Update the lines starting at "series-baseline-z: -45660nT (23, 392, 70, 404)" and ending at "scale-bar-label: 500 nT (674, 409, 686, 444)" by replacing "grid-lines" with "gridlines", leaving everything else unchanged.

## BEGIN DATA TO PROCESS

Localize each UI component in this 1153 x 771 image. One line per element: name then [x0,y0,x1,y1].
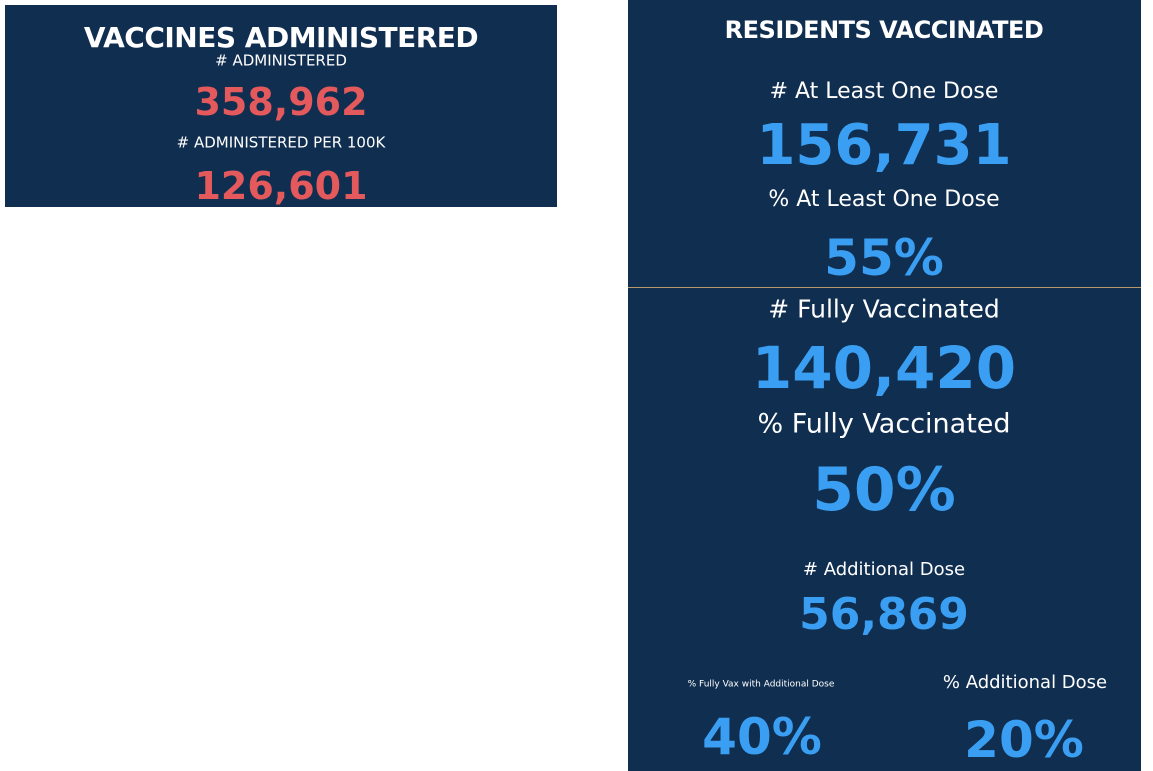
residents-vaccinated-panel: RESIDENTS VACCINATED # At Least One Dose… [628,0,1141,771]
divider [628,287,1141,288]
metric-value: 55% [824,229,944,287]
metric-value: 156,731 [756,113,1012,178]
metric-value: 40% [702,708,822,766]
metric-label: % Additional Dose [942,672,1108,693]
metric-label: # Fully Vaccinated [768,294,1000,324]
panel-title: VACCINES ADMINISTERED [83,21,479,54]
metric-value: 126,601 [194,164,368,207]
metric-label: % Fully Vax with Additional Dose [687,679,835,690]
metric-label: # ADMINISTERED PER 100K [176,133,386,152]
metric-label: # At Least One Dose [769,79,999,104]
panel-title: RESIDENTS VACCINATED [724,16,1044,44]
metric-value: 358,962 [194,80,368,124]
metric-value: 56,869 [799,589,969,640]
metric-label: # ADMINISTERED [215,51,347,70]
metric-value: 140,420 [751,334,1017,402]
metric-label: % Fully Vaccinated [757,408,1011,440]
metric-label: % At Least One Dose [768,187,1000,212]
metric-value: 50% [812,455,956,525]
vaccines-administered-panel: VACCINES ADMINISTERED # ADMINISTERED 358… [5,5,557,207]
metric-label: # Additional Dose [802,559,966,580]
metric-value: 20% [964,711,1084,769]
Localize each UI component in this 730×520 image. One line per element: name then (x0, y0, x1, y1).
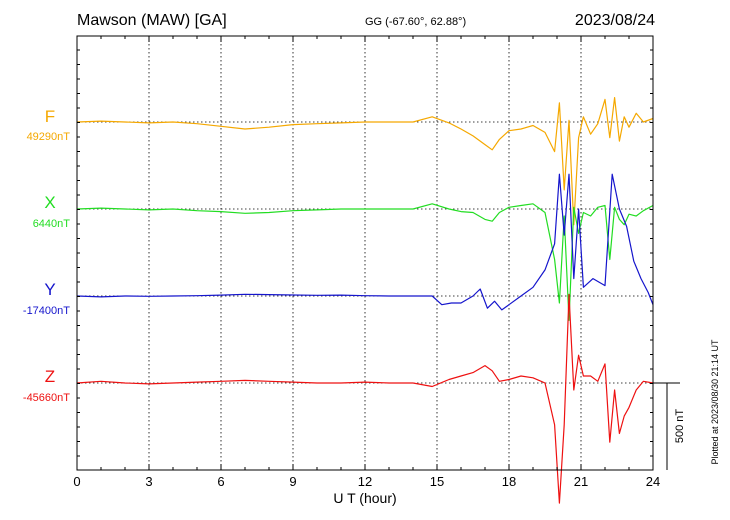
series-baseline-z: -45660nT (23, 392, 70, 404)
x-tick-label: 15 (430, 474, 444, 489)
minor-ticks (76, 36, 654, 470)
series-baseline-y: -17400nT (23, 305, 70, 317)
series-line-z (76, 293, 654, 504)
scale-bar: 500 nT (653, 382, 686, 470)
geographic-coordinates: GG (-67.60°, 62.88°) (365, 16, 466, 28)
x-tick-label: 24 (646, 474, 660, 489)
series-line-x (76, 203, 654, 321)
x-tick-label: 9 (289, 474, 296, 489)
x-tick-label: 12 (358, 474, 372, 489)
series-name-z: Z (45, 367, 55, 386)
x-axis-label: U T (hour) (333, 490, 396, 506)
series-line-y (76, 173, 654, 311)
x-tick-label: 3 (145, 474, 152, 489)
observation-date: 2023/08/24 (575, 12, 655, 29)
series-name-y: Y (44, 280, 55, 299)
series-name-f: F (45, 107, 55, 126)
x-tick-label: 21 (574, 474, 588, 489)
station-title: Mawson (MAW) [GA] (77, 12, 227, 29)
x-tick-label: 6 (217, 474, 224, 489)
series-name-x: X (44, 193, 55, 212)
grid-lines (148, 36, 582, 470)
x-tick-label: 18 (502, 474, 516, 489)
scale-bar-label: 500 nT (674, 409, 686, 444)
series-layer: F 49290nT X 6440nT Y -17400nT Z -45660nT (23, 97, 654, 504)
x-tick-label: 0 (73, 474, 80, 489)
series-baseline-f: 49290nT (27, 131, 71, 143)
plotted-timestamp: Plotted at 2023/08/30 21:14 UT (710, 339, 720, 465)
series-line-f (76, 97, 654, 226)
series-baseline-x: 6440nT (33, 218, 71, 230)
x-tick-labels: 0 3 6 9 12 15 18 21 24 (73, 474, 660, 489)
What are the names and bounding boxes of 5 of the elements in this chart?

## END DATA TO PROCESS

* SOLUTION FOR THIS TASK
series-baseline-z: -45660nT (23, 392, 70, 404)
x-tick-label: 15 (430, 474, 444, 489)
minor-ticks (76, 36, 654, 470)
series-baseline-y: -17400nT (23, 305, 70, 317)
series-line-z (76, 293, 654, 504)
scale-bar: 500 nT (653, 382, 686, 470)
geographic-coordinates: GG (-67.60°, 62.88°) (365, 16, 466, 28)
x-tick-label: 24 (646, 474, 660, 489)
series-line-x (76, 203, 654, 321)
x-tick-label: 9 (289, 474, 296, 489)
x-tick-label: 12 (358, 474, 372, 489)
series-name-z: Z (45, 367, 55, 386)
x-axis-label: U T (hour) (333, 490, 396, 506)
series-line-y (76, 173, 654, 311)
x-tick-label: 3 (145, 474, 152, 489)
observation-date: 2023/08/24 (575, 12, 655, 29)
series-name-y: Y (44, 280, 55, 299)
series-name-f: F (45, 107, 55, 126)
x-tick-label: 21 (574, 474, 588, 489)
station-title: Mawson (MAW) [GA] (77, 12, 227, 29)
x-tick-label: 6 (217, 474, 224, 489)
series-name-x: X (44, 193, 55, 212)
gridlines (148, 36, 582, 470)
x-tick-label: 18 (502, 474, 516, 489)
scale-bar-label: 500 nT (674, 409, 686, 444)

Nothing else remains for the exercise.